Below are entries; copy exactly, and only, the lines from the one containing "Output a JSON" through their final line, leaving out pictures.
--- Start The input ---
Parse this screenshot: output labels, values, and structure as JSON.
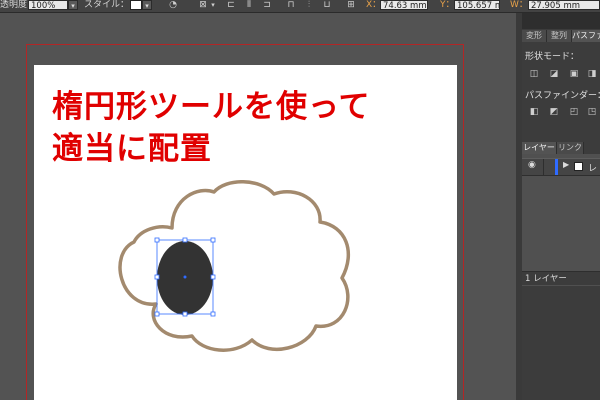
{
  "control_bar": {
    "opacity_label": "透明度：",
    "opacity_value": "100%",
    "style_label": "スタイル：",
    "x_label": "X：",
    "x_value": "74.63 mm",
    "y_label": "Y：",
    "y_value": "105.657 m",
    "w_label": "W：",
    "w_value": "27.905 mm"
  },
  "artboard": {
    "heading_line1": "楕円形ツールを使って",
    "heading_line2": "適当に配置",
    "heading_color": "#e00000"
  },
  "illustration": {
    "cloud_stroke": "#a38a6e",
    "ellipse_fill": "#333333",
    "selection_color": "#2f6bff"
  },
  "panels": {
    "tabs": [
      "変形",
      "整列",
      "パスファ"
    ],
    "shape_modes_title": "形状モード：",
    "pathfinder_title": "パスファインダー：",
    "layer_tabs": [
      "レイヤー",
      "リンク"
    ],
    "layer_name": "レ",
    "layer_count": "1 レイヤー"
  },
  "colors": {
    "workspace": "#535353",
    "panel": "#3c3c3c",
    "artboard_border": "#b32626"
  }
}
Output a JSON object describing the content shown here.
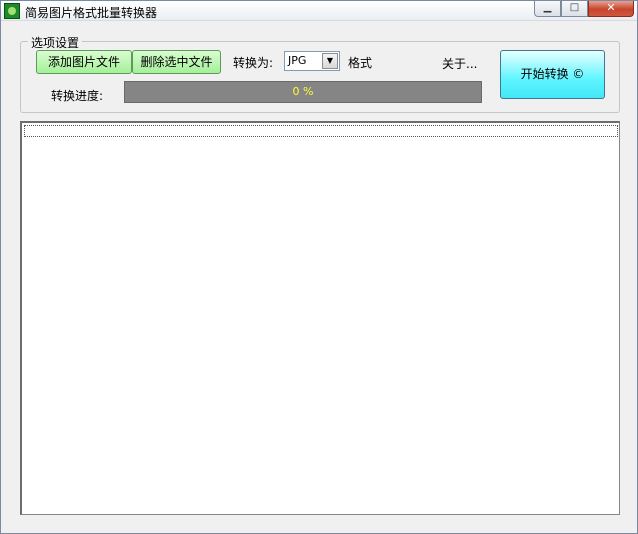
{
  "window": {
    "title": "简易图片格式批量转换器",
    "min_symbol": "▁",
    "max_symbol": "□",
    "close_symbol": "✕"
  },
  "options": {
    "group_label": "选项设置",
    "add_button": "添加图片文件",
    "delete_button": "删除选中文件",
    "convert_to_label": "转换为:",
    "format_selected": "JPG",
    "format_suffix": "格式",
    "about_label": "关于...",
    "start_button": "开始转换 ©",
    "progress_label": "转换进度:",
    "progress_text": "0 %",
    "progress_value": 0
  },
  "file_list": {
    "items": []
  },
  "colors": {
    "green_button": "#a5f09a",
    "start_button": "#5ff5ff",
    "progress_bg": "#858585",
    "progress_text": "#ffff33"
  }
}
--- End The input ---
Answer in full »
Output a JSON object describing the content shown here.
{
  "window": {
    "title": "简易图片格式批量转换器",
    "min_symbol": "▁",
    "max_symbol": "□",
    "close_symbol": "✕"
  },
  "options": {
    "group_label": "选项设置",
    "add_button": "添加图片文件",
    "delete_button": "删除选中文件",
    "convert_to_label": "转换为:",
    "format_selected": "JPG",
    "format_suffix": "格式",
    "about_label": "关于...",
    "start_button": "开始转换 ©",
    "progress_label": "转换进度:",
    "progress_text": "0 %",
    "progress_value": 0
  },
  "file_list": {
    "items": []
  },
  "colors": {
    "green_button": "#a5f09a",
    "start_button": "#5ff5ff",
    "progress_bg": "#858585",
    "progress_text": "#ffff33"
  }
}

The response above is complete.